* [REQUIREMENTS] All records below must be retyped exactly.

— start RECORD EXCERPTS —

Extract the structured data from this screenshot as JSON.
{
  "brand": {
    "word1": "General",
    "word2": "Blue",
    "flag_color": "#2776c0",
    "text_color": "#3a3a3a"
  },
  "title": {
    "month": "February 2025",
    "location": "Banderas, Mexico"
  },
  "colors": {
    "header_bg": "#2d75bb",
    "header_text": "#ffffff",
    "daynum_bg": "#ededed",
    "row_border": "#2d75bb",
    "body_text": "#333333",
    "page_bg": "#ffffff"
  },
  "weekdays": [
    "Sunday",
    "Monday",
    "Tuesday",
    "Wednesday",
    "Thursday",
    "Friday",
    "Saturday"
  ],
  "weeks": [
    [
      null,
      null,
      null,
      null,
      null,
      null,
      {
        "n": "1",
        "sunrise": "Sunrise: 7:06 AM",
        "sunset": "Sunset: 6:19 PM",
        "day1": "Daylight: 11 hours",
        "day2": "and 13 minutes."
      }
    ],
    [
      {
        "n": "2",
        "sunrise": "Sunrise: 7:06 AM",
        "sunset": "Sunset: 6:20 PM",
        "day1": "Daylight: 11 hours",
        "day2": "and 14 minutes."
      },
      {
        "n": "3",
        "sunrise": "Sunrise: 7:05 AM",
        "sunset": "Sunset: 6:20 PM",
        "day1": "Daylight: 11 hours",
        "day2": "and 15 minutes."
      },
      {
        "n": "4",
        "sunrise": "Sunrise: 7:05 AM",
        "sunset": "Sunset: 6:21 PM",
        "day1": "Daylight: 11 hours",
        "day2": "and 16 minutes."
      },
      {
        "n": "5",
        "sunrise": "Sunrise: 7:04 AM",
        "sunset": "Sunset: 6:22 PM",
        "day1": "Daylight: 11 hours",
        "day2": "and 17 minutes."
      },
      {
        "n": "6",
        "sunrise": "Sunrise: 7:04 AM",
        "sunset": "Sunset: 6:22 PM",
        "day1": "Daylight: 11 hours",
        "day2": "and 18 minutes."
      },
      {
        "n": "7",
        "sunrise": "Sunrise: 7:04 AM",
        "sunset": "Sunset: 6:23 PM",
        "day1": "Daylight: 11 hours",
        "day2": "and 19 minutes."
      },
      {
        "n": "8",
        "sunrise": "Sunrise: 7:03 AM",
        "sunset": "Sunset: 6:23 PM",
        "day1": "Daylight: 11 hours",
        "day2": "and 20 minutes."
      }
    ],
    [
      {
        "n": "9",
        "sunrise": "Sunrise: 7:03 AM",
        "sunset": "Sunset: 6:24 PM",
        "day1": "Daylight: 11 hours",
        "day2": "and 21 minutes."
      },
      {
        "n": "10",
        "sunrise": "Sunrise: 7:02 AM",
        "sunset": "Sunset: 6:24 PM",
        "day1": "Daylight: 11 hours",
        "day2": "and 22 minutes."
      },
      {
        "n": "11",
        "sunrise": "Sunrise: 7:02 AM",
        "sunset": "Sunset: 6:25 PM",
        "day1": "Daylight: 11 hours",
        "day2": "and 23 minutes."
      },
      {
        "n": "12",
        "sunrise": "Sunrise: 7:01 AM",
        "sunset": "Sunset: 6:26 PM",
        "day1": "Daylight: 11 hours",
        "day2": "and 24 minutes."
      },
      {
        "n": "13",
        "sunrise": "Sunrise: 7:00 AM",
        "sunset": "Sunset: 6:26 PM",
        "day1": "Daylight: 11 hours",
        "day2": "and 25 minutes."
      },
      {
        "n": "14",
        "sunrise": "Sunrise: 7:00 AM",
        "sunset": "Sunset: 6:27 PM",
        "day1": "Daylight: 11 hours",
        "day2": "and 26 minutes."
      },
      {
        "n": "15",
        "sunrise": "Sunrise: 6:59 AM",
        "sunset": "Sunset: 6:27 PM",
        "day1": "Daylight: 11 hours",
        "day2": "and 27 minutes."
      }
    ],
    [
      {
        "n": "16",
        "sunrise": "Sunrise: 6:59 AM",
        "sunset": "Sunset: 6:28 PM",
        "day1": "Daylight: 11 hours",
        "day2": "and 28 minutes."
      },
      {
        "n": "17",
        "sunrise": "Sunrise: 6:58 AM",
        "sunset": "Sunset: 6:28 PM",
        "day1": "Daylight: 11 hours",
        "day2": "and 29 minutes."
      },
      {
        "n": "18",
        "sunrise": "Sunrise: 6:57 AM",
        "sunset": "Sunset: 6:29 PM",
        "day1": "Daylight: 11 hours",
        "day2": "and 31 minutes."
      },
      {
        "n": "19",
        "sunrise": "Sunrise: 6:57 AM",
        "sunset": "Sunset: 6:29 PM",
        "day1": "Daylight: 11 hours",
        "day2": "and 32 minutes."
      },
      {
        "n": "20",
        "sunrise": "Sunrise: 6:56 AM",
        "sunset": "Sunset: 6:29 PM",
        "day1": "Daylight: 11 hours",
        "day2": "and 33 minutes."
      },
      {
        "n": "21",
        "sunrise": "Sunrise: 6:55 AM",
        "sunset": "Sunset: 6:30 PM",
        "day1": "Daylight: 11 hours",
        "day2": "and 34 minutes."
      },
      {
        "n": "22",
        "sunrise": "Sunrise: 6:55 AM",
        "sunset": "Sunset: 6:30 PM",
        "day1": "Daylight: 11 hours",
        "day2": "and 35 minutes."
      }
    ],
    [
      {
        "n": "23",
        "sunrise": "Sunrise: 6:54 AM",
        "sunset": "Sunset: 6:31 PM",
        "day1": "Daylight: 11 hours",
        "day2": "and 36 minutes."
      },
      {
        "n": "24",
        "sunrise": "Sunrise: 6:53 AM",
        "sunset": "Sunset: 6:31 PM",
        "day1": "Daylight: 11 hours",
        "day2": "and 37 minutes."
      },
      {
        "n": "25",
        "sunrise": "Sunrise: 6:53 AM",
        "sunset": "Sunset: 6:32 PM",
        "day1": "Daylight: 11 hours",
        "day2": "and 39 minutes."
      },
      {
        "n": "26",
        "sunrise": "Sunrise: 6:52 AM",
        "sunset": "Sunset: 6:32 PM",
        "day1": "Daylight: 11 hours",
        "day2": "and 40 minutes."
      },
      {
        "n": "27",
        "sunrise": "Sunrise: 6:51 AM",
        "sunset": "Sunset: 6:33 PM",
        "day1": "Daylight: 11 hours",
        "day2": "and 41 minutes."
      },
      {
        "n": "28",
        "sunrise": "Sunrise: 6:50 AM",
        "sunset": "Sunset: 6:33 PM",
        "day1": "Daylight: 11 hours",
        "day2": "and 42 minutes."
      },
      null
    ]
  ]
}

— end RECORD EXCERPTS —

* [RESULT OF THIS TASK]
Extract the structured data from this screenshot as JSON.
{
  "brand": {
    "word1": "General",
    "word2": "Blue",
    "flag_color": "#2776c0",
    "text_color": "#3a3a3a"
  },
  "title": {
    "month": "February 2025",
    "location": "Banderas, Mexico"
  },
  "colors": {
    "header_bg": "#2d75bb",
    "header_text": "#ffffff",
    "daynum_bg": "#ededed",
    "row_border": "#2d75bb",
    "body_text": "#333333",
    "page_bg": "#ffffff"
  },
  "weekdays": [
    "Sunday",
    "Monday",
    "Tuesday",
    "Wednesday",
    "Thursday",
    "Friday",
    "Saturday"
  ],
  "weeks": [
    [
      null,
      null,
      null,
      null,
      null,
      null,
      {
        "n": "1",
        "sunrise": "Sunrise: 7:06 AM",
        "sunset": "Sunset: 6:19 PM",
        "day1": "Daylight: 11 hours",
        "day2": "and 13 minutes."
      }
    ],
    [
      {
        "n": "2",
        "sunrise": "Sunrise: 7:06 AM",
        "sunset": "Sunset: 6:20 PM",
        "day1": "Daylight: 11 hours",
        "day2": "and 14 minutes."
      },
      {
        "n": "3",
        "sunrise": "Sunrise: 7:05 AM",
        "sunset": "Sunset: 6:20 PM",
        "day1": "Daylight: 11 hours",
        "day2": "and 15 minutes."
      },
      {
        "n": "4",
        "sunrise": "Sunrise: 7:05 AM",
        "sunset": "Sunset: 6:21 PM",
        "day1": "Daylight: 11 hours",
        "day2": "and 16 minutes."
      },
      {
        "n": "5",
        "sunrise": "Sunrise: 7:04 AM",
        "sunset": "Sunset: 6:22 PM",
        "day1": "Daylight: 11 hours",
        "day2": "and 17 minutes."
      },
      {
        "n": "6",
        "sunrise": "Sunrise: 7:04 AM",
        "sunset": "Sunset: 6:22 PM",
        "day1": "Daylight: 11 hours",
        "day2": "and 18 minutes."
      },
      {
        "n": "7",
        "sunrise": "Sunrise: 7:04 AM",
        "sunset": "Sunset: 6:23 PM",
        "day1": "Daylight: 11 hours",
        "day2": "and 19 minutes."
      },
      {
        "n": "8",
        "sunrise": "Sunrise: 7:03 AM",
        "sunset": "Sunset: 6:23 PM",
        "day1": "Daylight: 11 hours",
        "day2": "and 20 minutes."
      }
    ],
    [
      {
        "n": "9",
        "sunrise": "Sunrise: 7:03 AM",
        "sunset": "Sunset: 6:24 PM",
        "day1": "Daylight: 11 hours",
        "day2": "and 21 minutes."
      },
      {
        "n": "10",
        "sunrise": "Sunrise: 7:02 AM",
        "sunset": "Sunset: 6:24 PM",
        "day1": "Daylight: 11 hours",
        "day2": "and 22 minutes."
      },
      {
        "n": "11",
        "sunrise": "Sunrise: 7:02 AM",
        "sunset": "Sunset: 6:25 PM",
        "day1": "Daylight: 11 hours",
        "day2": "and 23 minutes."
      },
      {
        "n": "12",
        "sunrise": "Sunrise: 7:01 AM",
        "sunset": "Sunset: 6:26 PM",
        "day1": "Daylight: 11 hours",
        "day2": "and 24 minutes."
      },
      {
        "n": "13",
        "sunrise": "Sunrise: 7:00 AM",
        "sunset": "Sunset: 6:26 PM",
        "day1": "Daylight: 11 hours",
        "day2": "and 25 minutes."
      },
      {
        "n": "14",
        "sunrise": "Sunrise: 7:00 AM",
        "sunset": "Sunset: 6:27 PM",
        "day1": "Daylight: 11 hours",
        "day2": "and 26 minutes."
      },
      {
        "n": "15",
        "sunrise": "Sunrise: 6:59 AM",
        "sunset": "Sunset: 6:27 PM",
        "day1": "Daylight: 11 hours",
        "day2": "and 27 minutes."
      }
    ],
    [
      {
        "n": "16",
        "sunrise": "Sunrise: 6:59 AM",
        "sunset": "Sunset: 6:28 PM",
        "day1": "Daylight: 11 hours",
        "day2": "and 28 minutes."
      },
      {
        "n": "17",
        "sunrise": "Sunrise: 6:58 AM",
        "sunset": "Sunset: 6:28 PM",
        "day1": "Daylight: 11 hours",
        "day2": "and 29 minutes."
      },
      {
        "n": "18",
        "sunrise": "Sunrise: 6:57 AM",
        "sunset": "Sunset: 6:29 PM",
        "day1": "Daylight: 11 hours",
        "day2": "and 31 minutes."
      },
      {
        "n": "19",
        "sunrise": "Sunrise: 6:57 AM",
        "sunset": "Sunset: 6:29 PM",
        "day1": "Daylight: 11 hours",
        "day2": "and 32 minutes."
      },
      {
        "n": "20",
        "sunrise": "Sunrise: 6:56 AM",
        "sunset": "Sunset: 6:29 PM",
        "day1": "Daylight: 11 hours",
        "day2": "and 33 minutes."
      },
      {
        "n": "21",
        "sunrise": "Sunrise: 6:55 AM",
        "sunset": "Sunset: 6:30 PM",
        "day1": "Daylight: 11 hours",
        "day2": "and 34 minutes."
      },
      {
        "n": "22",
        "sunrise": "Sunrise: 6:55 AM",
        "sunset": "Sunset: 6:30 PM",
        "day1": "Daylight: 11 hours",
        "day2": "and 35 minutes."
      }
    ],
    [
      {
        "n": "23",
        "sunrise": "Sunrise: 6:54 AM",
        "sunset": "Sunset: 6:31 PM",
        "day1": "Daylight: 11 hours",
        "day2": "and 36 minutes."
      },
      {
        "n": "24",
        "sunrise": "Sunrise: 6:53 AM",
        "sunset": "Sunset: 6:31 PM",
        "day1": "Daylight: 11 hours",
        "day2": "and 37 minutes."
      },
      {
        "n": "25",
        "sunrise": "Sunrise: 6:53 AM",
        "sunset": "Sunset: 6:32 PM",
        "day1": "Daylight: 11 hours",
        "day2": "and 39 minutes."
      },
      {
        "n": "26",
        "sunrise": "Sunrise: 6:52 AM",
        "sunset": "Sunset: 6:32 PM",
        "day1": "Daylight: 11 hours",
        "day2": "and 40 minutes."
      },
      {
        "n": "27",
        "sunrise": "Sunrise: 6:51 AM",
        "sunset": "Sunset: 6:33 PM",
        "day1": "Daylight: 11 hours",
        "day2": "and 41 minutes."
      },
      {
        "n": "28",
        "sunrise": "Sunrise: 6:50 AM",
        "sunset": "Sunset: 6:33 PM",
        "day1": "Daylight: 11 hours",
        "day2": "and 42 minutes."
      },
      null
    ]
  ]
}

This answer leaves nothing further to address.